Exercise input >>
- - -
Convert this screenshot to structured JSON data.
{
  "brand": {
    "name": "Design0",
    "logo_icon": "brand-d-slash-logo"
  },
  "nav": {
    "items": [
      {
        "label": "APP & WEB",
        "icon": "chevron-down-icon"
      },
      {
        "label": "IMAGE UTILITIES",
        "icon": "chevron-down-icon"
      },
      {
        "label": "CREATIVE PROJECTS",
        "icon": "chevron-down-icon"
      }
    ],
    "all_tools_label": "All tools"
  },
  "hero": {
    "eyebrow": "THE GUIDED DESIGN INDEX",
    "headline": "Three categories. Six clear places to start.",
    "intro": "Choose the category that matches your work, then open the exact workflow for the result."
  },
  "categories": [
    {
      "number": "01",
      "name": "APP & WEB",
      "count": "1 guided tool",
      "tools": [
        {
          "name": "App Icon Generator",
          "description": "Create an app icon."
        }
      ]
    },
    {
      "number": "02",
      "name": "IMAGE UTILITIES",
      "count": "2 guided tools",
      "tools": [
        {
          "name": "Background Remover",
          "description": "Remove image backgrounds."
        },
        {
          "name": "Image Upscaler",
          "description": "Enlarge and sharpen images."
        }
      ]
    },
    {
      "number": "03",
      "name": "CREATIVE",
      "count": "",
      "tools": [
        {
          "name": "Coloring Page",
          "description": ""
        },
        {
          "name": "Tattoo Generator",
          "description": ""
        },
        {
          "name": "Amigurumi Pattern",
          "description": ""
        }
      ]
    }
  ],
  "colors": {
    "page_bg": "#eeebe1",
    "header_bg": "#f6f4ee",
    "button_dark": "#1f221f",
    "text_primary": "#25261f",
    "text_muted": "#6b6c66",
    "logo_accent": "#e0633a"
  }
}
- - -
Exercise description >> Write out every record verbatim.

Result >>
Convert this screenshot to structured JSON data.
{
  "brand": {
    "name": "Design0",
    "logo_icon": "brand-d-slash-logo"
  },
  "nav": {
    "items": [
      {
        "label": "APP & WEB",
        "icon": "chevron-down-icon"
      },
      {
        "label": "IMAGE UTILITIES",
        "icon": "chevron-down-icon"
      },
      {
        "label": "CREATIVE PROJECTS",
        "icon": "chevron-down-icon"
      }
    ],
    "all_tools_label": "All tools"
  },
  "hero": {
    "eyebrow": "THE GUIDED DESIGN INDEX",
    "headline": "Three categories. Six clear places to start.",
    "intro": "Choose the category that matches your work, then open the exact workflow for the result."
  },
  "categories": [
    {
      "number": "01",
      "name": "APP & WEB",
      "count": "1 guided tool",
      "tools": [
        {
          "name": "App Icon Generator",
          "description": "Create an app icon."
        }
      ]
    },
    {
      "number": "02",
      "name": "IMAGE UTILITIES",
      "count": "2 guided tools",
      "tools": [
        {
          "name": "Background Remover",
          "description": "Remove image backgrounds."
        },
        {
          "name": "Image Upscaler",
          "description": "Enlarge and sharpen images."
        }
      ]
    },
    {
      "number": "03",
      "name": "CREATIVE",
      "count": "",
      "tools": [
        {
          "name": "Coloring Page",
          "description": ""
        },
        {
          "name": "Tattoo Generator",
          "description": ""
        },
        {
          "name": "Amigurumi Pattern",
          "description": ""
        }
      ]
    }
  ],
  "colors": {
    "page_bg": "#eeebe1",
    "header_bg": "#f6f4ee",
    "button_dark": "#1f221f",
    "text_primary": "#25261f",
    "text_muted": "#6b6c66",
    "logo_accent": "#e0633a"
  }
}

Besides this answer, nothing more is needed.